▸ Problem requirements: Nothing should be left out: output all of the entries exactly.

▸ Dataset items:
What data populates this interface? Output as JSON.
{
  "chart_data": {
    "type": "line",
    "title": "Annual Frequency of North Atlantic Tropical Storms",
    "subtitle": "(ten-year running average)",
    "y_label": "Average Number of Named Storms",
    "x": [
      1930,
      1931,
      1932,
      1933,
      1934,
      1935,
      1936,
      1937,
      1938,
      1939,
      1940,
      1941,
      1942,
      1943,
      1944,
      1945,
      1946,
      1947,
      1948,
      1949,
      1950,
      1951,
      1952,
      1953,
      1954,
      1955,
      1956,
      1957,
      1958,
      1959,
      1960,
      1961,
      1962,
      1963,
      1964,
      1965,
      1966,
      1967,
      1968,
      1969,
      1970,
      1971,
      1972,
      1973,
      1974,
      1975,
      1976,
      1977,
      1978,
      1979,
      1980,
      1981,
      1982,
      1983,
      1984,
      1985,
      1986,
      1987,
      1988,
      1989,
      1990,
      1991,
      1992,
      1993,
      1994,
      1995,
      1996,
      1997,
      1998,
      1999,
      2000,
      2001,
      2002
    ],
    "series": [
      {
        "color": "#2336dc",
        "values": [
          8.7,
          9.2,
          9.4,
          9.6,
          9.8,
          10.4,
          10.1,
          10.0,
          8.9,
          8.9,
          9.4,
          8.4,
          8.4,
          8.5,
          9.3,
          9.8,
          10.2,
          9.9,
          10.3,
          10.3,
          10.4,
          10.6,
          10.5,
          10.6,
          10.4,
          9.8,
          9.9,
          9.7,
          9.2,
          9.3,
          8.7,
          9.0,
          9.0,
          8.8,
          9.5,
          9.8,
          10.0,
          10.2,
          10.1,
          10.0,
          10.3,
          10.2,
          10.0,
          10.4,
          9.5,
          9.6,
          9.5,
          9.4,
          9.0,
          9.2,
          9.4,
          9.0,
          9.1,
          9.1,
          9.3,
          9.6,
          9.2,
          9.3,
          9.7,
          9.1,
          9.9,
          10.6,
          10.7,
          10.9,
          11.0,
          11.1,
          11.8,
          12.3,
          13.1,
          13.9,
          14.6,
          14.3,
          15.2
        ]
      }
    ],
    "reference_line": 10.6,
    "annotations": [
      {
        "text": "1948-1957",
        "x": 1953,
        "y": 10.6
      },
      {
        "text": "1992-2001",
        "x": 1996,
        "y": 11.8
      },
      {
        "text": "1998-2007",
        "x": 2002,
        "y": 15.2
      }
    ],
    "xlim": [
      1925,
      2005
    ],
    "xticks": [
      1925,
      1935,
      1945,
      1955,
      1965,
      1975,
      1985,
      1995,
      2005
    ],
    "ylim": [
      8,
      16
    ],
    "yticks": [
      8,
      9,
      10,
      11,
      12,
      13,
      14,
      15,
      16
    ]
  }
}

▸ Solution:
What data populates this interface? Output as JSON.
{
  "chart_data": {
    "type": "line",
    "title": "Annual Frequency of North Atlantic Tropical Storms",
    "subtitle": "(ten-year running average)",
    "y_label": "Average Number of Named Storms",
    "x": [
      1930,
      1931,
      1932,
      1933,
      1934,
      1935,
      1936,
      1937,
      1938,
      1939,
      1940,
      1941,
      1942,
      1943,
      1944,
      1945,
      1946,
      1947,
      1948,
      1949,
      1950,
      1951,
      1952,
      1953,
      1954,
      1955,
      1956,
      1957,
      1958,
      1959,
      1960,
      1961,
      1962,
      1963,
      1964,
      1965,
      1966,
      1967,
      1968,
      1969,
      1970,
      1971,
      1972,
      1973,
      1974,
      1975,
      1976,
      1977,
      1978,
      1979,
      1980,
      1981,
      1982,
      1983,
      1984,
      1985,
      1986,
      1987,
      1988,
      1989,
      1990,
      1991,
      1992,
      1993,
      1994,
      1995,
      1996,
      1997,
      1998,
      1999,
      2000,
      2001,
      2002
    ],
    "series": [
      {
        "color": "#2336dc",
        "values": [
          8.7,
          9.2,
          9.4,
          9.6,
          9.8,
          10.4,
          10.1,
          10.0,
          8.9,
          8.9,
          9.4,
          8.4,
          8.4,
          8.5,
          9.3,
          9.8,
          10.2,
          9.9,
          10.3,
          10.3,
          10.4,
          10.6,
          10.5,
          10.6,
          10.4,
          9.8,
          9.9,
          9.7,
          9.2,
          9.3,
          8.7,
          9.0,
          9.0,
          8.8,
          9.5,
          9.8,
          10.0,
          10.2,
          10.1,
          10.0,
          10.3,
          10.2,
          10.0,
          10.4,
          9.5,
          9.6,
          9.5,
          9.4,
          9.0,
          9.2,
          9.4,
          9.0,
          9.1,
          9.1,
          9.3,
          9.6,
          9.2,
          9.3,
          9.7,
          9.1,
          9.9,
          10.6,
          10.7,
          10.9,
          11.0,
          11.1,
          11.8,
          12.3,
          13.1,
          13.9,
          14.6,
          14.3,
          15.2
        ]
      }
    ],
    "reference_line": 10.6,
    "annotations": [
      {
        "text": "1948-1957",
        "x": 1953,
        "y": 10.6
      },
      {
        "text": "1992-2001",
        "x": 1996,
        "y": 11.8
      },
      {
        "text": "1998-2007",
        "x": 2002,
        "y": 15.2
      }
    ],
    "xlim": [
      1925,
      2005
    ],
    "xticks": [
      1925,
      1935,
      1945,
      1955,
      1965,
      1975,
      1985,
      1995,
      2005
    ],
    "ylim": [
      8,
      16
    ],
    "yticks": [
      8,
      9,
      10,
      11,
      12,
      13,
      14,
      15,
      16
    ]
  }
}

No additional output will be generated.